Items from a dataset
□ □ □
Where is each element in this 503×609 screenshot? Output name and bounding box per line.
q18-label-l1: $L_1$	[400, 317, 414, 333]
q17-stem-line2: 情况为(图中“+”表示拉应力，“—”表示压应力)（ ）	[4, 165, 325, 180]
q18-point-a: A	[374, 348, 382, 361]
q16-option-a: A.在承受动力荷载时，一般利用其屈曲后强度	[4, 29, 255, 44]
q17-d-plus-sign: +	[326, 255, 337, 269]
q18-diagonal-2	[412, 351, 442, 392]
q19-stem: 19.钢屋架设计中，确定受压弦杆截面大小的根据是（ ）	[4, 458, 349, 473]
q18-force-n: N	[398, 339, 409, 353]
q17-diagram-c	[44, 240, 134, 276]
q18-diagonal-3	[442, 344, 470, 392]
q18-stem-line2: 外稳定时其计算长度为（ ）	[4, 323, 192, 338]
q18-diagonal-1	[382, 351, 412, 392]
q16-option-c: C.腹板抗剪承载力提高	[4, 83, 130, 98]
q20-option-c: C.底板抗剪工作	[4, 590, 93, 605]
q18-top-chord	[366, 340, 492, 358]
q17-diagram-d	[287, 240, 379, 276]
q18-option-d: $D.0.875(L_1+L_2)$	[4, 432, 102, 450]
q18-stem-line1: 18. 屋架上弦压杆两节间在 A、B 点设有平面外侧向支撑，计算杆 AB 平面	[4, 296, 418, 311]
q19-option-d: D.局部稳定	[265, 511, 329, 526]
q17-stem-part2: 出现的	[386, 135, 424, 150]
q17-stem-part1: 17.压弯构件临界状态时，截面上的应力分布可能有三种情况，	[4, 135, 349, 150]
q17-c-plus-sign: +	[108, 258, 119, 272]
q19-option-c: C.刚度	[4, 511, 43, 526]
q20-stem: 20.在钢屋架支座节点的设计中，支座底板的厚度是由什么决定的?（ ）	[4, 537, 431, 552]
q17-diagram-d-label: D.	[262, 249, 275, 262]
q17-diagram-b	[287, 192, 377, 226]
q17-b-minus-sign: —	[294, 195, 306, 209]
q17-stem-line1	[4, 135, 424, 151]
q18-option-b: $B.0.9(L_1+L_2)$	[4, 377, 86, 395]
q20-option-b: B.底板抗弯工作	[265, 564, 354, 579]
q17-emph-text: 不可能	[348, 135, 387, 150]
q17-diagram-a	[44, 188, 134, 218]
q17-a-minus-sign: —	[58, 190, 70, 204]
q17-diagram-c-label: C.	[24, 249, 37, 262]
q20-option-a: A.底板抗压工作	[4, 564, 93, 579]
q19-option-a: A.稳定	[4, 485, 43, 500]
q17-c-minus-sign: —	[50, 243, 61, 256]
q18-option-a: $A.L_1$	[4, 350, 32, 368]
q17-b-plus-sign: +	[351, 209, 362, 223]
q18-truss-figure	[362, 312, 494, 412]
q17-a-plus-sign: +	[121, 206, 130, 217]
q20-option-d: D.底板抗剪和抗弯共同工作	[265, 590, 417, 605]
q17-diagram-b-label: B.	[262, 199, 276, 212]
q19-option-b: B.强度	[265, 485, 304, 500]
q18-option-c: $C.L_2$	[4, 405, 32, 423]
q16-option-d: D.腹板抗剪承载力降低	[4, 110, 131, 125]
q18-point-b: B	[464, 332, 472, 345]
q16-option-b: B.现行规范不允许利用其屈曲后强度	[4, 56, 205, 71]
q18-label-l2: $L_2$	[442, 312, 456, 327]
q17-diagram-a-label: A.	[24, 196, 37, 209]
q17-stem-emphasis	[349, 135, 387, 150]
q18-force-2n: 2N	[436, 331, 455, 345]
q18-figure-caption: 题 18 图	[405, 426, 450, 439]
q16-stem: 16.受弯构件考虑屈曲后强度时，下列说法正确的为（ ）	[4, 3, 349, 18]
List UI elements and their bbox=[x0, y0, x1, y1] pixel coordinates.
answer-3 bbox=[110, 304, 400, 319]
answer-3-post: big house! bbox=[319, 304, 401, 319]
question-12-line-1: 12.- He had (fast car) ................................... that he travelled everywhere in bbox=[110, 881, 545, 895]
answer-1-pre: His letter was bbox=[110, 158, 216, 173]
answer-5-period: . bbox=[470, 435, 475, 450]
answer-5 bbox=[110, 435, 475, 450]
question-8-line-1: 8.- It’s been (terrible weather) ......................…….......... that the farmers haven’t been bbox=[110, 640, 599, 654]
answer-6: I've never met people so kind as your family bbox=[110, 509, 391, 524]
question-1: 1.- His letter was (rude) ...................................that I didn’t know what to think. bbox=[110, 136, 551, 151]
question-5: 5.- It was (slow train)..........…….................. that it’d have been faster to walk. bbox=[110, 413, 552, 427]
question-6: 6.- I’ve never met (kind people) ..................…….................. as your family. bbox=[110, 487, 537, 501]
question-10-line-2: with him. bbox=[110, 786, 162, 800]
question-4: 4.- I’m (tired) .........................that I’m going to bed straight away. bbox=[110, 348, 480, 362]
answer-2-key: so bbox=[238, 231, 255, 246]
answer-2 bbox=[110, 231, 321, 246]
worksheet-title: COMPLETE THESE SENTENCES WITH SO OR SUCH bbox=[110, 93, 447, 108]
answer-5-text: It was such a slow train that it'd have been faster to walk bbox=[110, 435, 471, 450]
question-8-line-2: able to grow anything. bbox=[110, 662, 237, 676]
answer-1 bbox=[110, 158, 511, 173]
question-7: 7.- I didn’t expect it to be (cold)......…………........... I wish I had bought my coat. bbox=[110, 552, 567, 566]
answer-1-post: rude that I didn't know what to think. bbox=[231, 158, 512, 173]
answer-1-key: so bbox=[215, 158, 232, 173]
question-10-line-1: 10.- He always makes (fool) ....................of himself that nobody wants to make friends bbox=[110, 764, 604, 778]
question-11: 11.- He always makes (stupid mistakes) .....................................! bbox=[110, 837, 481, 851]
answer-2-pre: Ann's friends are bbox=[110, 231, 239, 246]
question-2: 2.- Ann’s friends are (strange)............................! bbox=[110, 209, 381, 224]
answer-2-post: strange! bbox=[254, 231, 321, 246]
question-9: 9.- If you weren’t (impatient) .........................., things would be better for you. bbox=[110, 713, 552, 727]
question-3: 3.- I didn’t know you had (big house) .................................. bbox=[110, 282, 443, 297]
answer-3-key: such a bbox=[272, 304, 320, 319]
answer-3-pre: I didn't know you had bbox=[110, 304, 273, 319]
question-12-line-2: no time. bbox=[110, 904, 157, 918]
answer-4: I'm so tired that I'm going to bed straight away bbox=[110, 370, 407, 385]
□ □ □
**Exercise instructions:** Report each line of the material above that contains the string "makes", reproducing every such line in full.

**Answer to this exercise:**
question-10-line-1: 10.- He always makes (fool) ....................of himself that nobody wants to make friends bbox=[110, 764, 604, 778]
question-11: 11.- He always makes (stupid mistakes) .....................................! bbox=[110, 837, 481, 851]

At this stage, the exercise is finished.